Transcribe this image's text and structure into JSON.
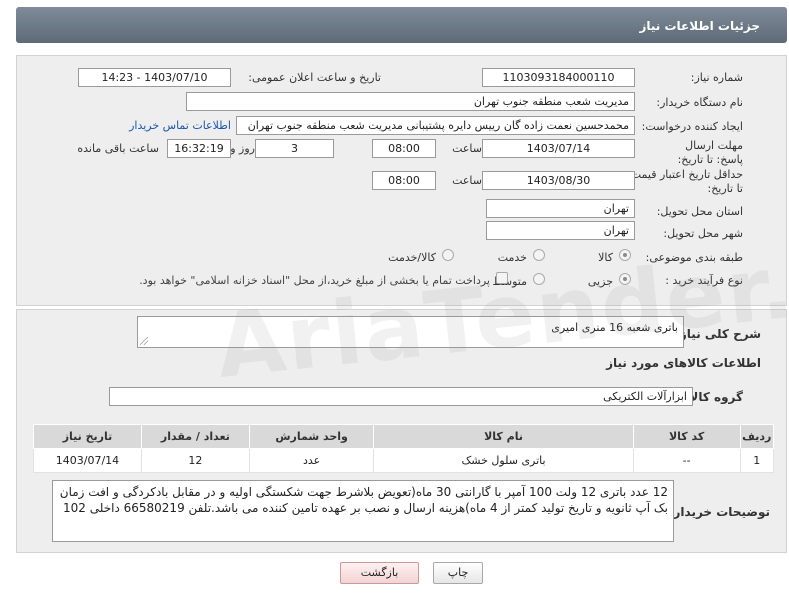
{
  "header": {
    "title": "جزئیات اطلاعات نیاز"
  },
  "fields": {
    "need_number_label": "شماره نیاز:",
    "need_number": "1103093184000110",
    "announce_label": "تاریخ و ساعت اعلان عمومی:",
    "announce_value": "1403/07/10 - 14:23",
    "buyer_org_label": "نام دستگاه خریدار:",
    "buyer_org": "مدیریت شعب منطقه جنوب تهران",
    "creator_label": "ایجاد کننده درخواست:",
    "creator": "محمدحسین نعمت زاده گان رییس دایره پشتیبانی مدیریت شعب منطقه جنوب تهران",
    "contact_link": "اطلاعات تماس خریدار",
    "deadline_label": "مهلت ارسال پاسخ: تا تاریخ:",
    "deadline_date": "1403/07/14",
    "time_label": "ساعت",
    "deadline_time": "08:00",
    "days_count": "3",
    "days_label": "روز و",
    "remaining_time": "16:32:19",
    "remaining_label": "ساعت باقی مانده",
    "validity_label": "حداقل تاریخ اعتبار قیمت: تا تاریخ:",
    "validity_date": "1403/08/30",
    "validity_time": "08:00",
    "province_label": "استان محل تحویل:",
    "province": "تهران",
    "city_label": "شهر محل تحویل:",
    "city": "تهران",
    "category_label": "طبقه بندی موضوعی:",
    "category_options": [
      "کالا",
      "خدمت",
      "کالا/خدمت"
    ],
    "process_label": "نوع فرآیند خرید :",
    "process_options": [
      "جزیی",
      "متوسط"
    ],
    "payment_note": "پرداخت تمام یا بخشی از مبلغ خرید،از محل \"اسناد خزانه اسلامی\" خواهد بود."
  },
  "summary": {
    "label": "شرح کلی نیاز:",
    "value": "باتری شعبه 16 منری امیری"
  },
  "goods_section": {
    "title": "اطلاعات کالاهای مورد نیاز",
    "group_label": "گروه کالا:",
    "group_value": "ابزارآلات الکتریکی"
  },
  "table": {
    "headers": [
      "ردیف",
      "کد کالا",
      "نام کالا",
      "واحد شمارش",
      "تعداد / مقدار",
      "تاریخ نیاز"
    ],
    "rows": [
      [
        "1",
        "--",
        "باتری سلول خشک",
        "عدد",
        "12",
        "1403/07/14"
      ]
    ]
  },
  "buyer_notes": {
    "label": "توضیحات خریدار:",
    "text": "12 عدد باتری 12 ولت 100 آمپر با گارانتی 30 ماه(تعویض بلاشرط جهت شکستگی اولیه و در مقابل بادکردگی و افت زمان بک آپ ثانویه و تاریخ تولید کمتر از 4 ماه)هزینه ارسال و نصب بر عهده تامین کننده می باشد.تلفن 66580219 داخلی 102"
  },
  "buttons": {
    "print": "چاپ",
    "back": "بازگشت"
  },
  "watermark": "AriaTender.neT"
}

------------

— Written exercise —
Set the data above down again exactly as given, with no pictures.

— Finished exercise —
Transcribe this image's text and structure into JSON.
{
  "header": {
    "title": "جزئیات اطلاعات نیاز"
  },
  "fields": {
    "need_number_label": "شماره نیاز:",
    "need_number": "1103093184000110",
    "announce_label": "تاریخ و ساعت اعلان عمومی:",
    "announce_value": "1403/07/10 - 14:23",
    "buyer_org_label": "نام دستگاه خریدار:",
    "buyer_org": "مدیریت شعب منطقه جنوب تهران",
    "creator_label": "ایجاد کننده درخواست:",
    "creator": "محمدحسین نعمت زاده گان رییس دایره پشتیبانی مدیریت شعب منطقه جنوب تهران",
    "contact_link": "اطلاعات تماس خریدار",
    "deadline_label": "مهلت ارسال پاسخ: تا تاریخ:",
    "deadline_date": "1403/07/14",
    "time_label": "ساعت",
    "deadline_time": "08:00",
    "days_count": "3",
    "days_label": "روز و",
    "remaining_time": "16:32:19",
    "remaining_label": "ساعت باقی مانده",
    "validity_label": "حداقل تاریخ اعتبار قیمت: تا تاریخ:",
    "validity_date": "1403/08/30",
    "validity_time": "08:00",
    "province_label": "استان محل تحویل:",
    "province": "تهران",
    "city_label": "شهر محل تحویل:",
    "city": "تهران",
    "category_label": "طبقه بندی موضوعی:",
    "category_options": [
      "کالا",
      "خدمت",
      "کالا/خدمت"
    ],
    "process_label": "نوع فرآیند خرید :",
    "process_options": [
      "جزیی",
      "متوسط"
    ],
    "payment_note": "پرداخت تمام یا بخشی از مبلغ خرید،از محل \"اسناد خزانه اسلامی\" خواهد بود."
  },
  "summary": {
    "label": "شرح کلی نیاز:",
    "value": "باتری شعبه 16 منری امیری"
  },
  "goods_section": {
    "title": "اطلاعات کالاهای مورد نیاز",
    "group_label": "گروه کالا:",
    "group_value": "ابزارآلات الکتریکی"
  },
  "table": {
    "headers": [
      "ردیف",
      "کد کالا",
      "نام کالا",
      "واحد شمارش",
      "تعداد / مقدار",
      "تاریخ نیاز"
    ],
    "rows": [
      [
        "1",
        "--",
        "باتری سلول خشک",
        "عدد",
        "12",
        "1403/07/14"
      ]
    ]
  },
  "buyer_notes": {
    "label": "توضیحات خریدار:",
    "text": "12 عدد باتری 12 ولت 100 آمپر با گارانتی 30 ماه(تعویض بلاشرط جهت شکستگی اولیه و در مقابل بادکردگی و افت زمان بک آپ ثانویه و تاریخ تولید کمتر از 4 ماه)هزینه ارسال و نصب بر عهده تامین کننده می باشد.تلفن 66580219 داخلی 102"
  },
  "buttons": {
    "print": "چاپ",
    "back": "بازگشت"
  },
  "watermark": "AriaTender.neT"
}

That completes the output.